Stored entries
★ ★ ★
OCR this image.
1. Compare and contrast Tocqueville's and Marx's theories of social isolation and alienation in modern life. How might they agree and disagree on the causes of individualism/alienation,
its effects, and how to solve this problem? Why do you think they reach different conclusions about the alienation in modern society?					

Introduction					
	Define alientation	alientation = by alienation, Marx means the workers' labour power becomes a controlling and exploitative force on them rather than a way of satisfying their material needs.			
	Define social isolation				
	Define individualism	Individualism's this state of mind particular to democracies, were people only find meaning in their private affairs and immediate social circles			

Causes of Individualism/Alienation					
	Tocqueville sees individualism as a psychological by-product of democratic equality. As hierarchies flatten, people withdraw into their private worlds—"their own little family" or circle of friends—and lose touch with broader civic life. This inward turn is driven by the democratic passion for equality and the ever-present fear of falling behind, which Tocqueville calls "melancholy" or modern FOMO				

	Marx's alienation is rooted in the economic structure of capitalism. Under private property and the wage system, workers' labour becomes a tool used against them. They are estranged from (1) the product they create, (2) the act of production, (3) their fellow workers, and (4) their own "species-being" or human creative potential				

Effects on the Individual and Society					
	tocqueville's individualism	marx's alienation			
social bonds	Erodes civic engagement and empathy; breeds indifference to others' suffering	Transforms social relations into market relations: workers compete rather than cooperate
★ ★ ★
*WHAT YOU NEED TO DO*
Reproduce every entry shown above, precisely as it stands.

*SOLUTION*
OCR this image.
1. Compare and contrast Tocqueville's and Marx's theories of social isolation and alienation in modern life. How might they agree and disagree on the causes of individualism/alienation,
its effects, and how to solve this problem? Why do you think they reach different conclusions about the alienation in modern society?					

Introduction					
	Define alientation	alientation = by alienation, Marx means the workers' labour power becomes a controlling and exploitative force on them rather than a way of satisfying their material needs.			
	Define social isolation				
	Define individualism	Individualism's this state of mind particular to democracies, were people only find meaning in their private affairs and immediate social circles			

Causes of Individualism/Alienation					
	Tocqueville sees individualism as a psychological by-product of democratic equality. As hierarchies flatten, people withdraw into their private worlds—"their own little family" or circle of friends—and lose touch with broader civic life. This inward turn is driven by the democratic passion for equality and the ever-present fear of falling behind, which Tocqueville calls "melancholy" or modern FOMO				

	Marx's alienation is rooted in the economic structure of capitalism. Under private property and the wage system, workers' labour becomes a tool used against them. They are estranged from (1) the product they create, (2) the act of production, (3) their fellow workers, and (4) their own "species-being" or human creative potential				

Effects on the Individual and Society					
	tocqueville's individualism	marx's alienation			
social bonds	Erodes civic engagement and empathy; breeds indifference to others' suffering	Transforms social relations into market relations: workers compete rather than cooperate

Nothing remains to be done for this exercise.